◆ GIVEN REQUEST
Search the data for the word "color" and copy every line that contains it.

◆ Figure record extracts
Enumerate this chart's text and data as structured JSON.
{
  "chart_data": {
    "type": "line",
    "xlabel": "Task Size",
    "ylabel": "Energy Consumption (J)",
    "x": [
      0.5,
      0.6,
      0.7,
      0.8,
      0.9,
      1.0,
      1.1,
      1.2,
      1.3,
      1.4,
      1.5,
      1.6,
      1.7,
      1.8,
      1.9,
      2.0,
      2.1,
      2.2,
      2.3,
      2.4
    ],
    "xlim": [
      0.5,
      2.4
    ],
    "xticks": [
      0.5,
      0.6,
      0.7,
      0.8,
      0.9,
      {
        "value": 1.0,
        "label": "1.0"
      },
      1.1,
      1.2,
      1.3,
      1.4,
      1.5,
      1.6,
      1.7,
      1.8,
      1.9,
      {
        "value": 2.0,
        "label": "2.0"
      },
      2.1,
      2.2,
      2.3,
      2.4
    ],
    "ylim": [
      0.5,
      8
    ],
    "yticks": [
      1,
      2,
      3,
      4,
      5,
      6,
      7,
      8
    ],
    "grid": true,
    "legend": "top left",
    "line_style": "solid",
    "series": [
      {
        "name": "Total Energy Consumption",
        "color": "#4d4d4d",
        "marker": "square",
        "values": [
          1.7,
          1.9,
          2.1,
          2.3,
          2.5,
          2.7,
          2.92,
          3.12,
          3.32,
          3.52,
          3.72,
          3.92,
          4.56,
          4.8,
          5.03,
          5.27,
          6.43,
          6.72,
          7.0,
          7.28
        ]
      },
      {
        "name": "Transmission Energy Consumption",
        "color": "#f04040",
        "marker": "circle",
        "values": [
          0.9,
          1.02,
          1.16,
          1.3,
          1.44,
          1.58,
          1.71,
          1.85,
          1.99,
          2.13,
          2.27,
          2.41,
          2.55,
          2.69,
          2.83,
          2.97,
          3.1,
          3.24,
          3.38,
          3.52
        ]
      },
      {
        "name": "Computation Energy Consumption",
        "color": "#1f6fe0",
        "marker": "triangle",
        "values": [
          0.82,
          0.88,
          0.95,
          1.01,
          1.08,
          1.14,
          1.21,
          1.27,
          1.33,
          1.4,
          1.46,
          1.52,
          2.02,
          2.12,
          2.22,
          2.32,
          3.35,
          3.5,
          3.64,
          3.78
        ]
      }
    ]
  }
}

◆ REPLY
        "color": "#4d4d4d",
        "color": "#f04040",
        "color": "#1f6fe0",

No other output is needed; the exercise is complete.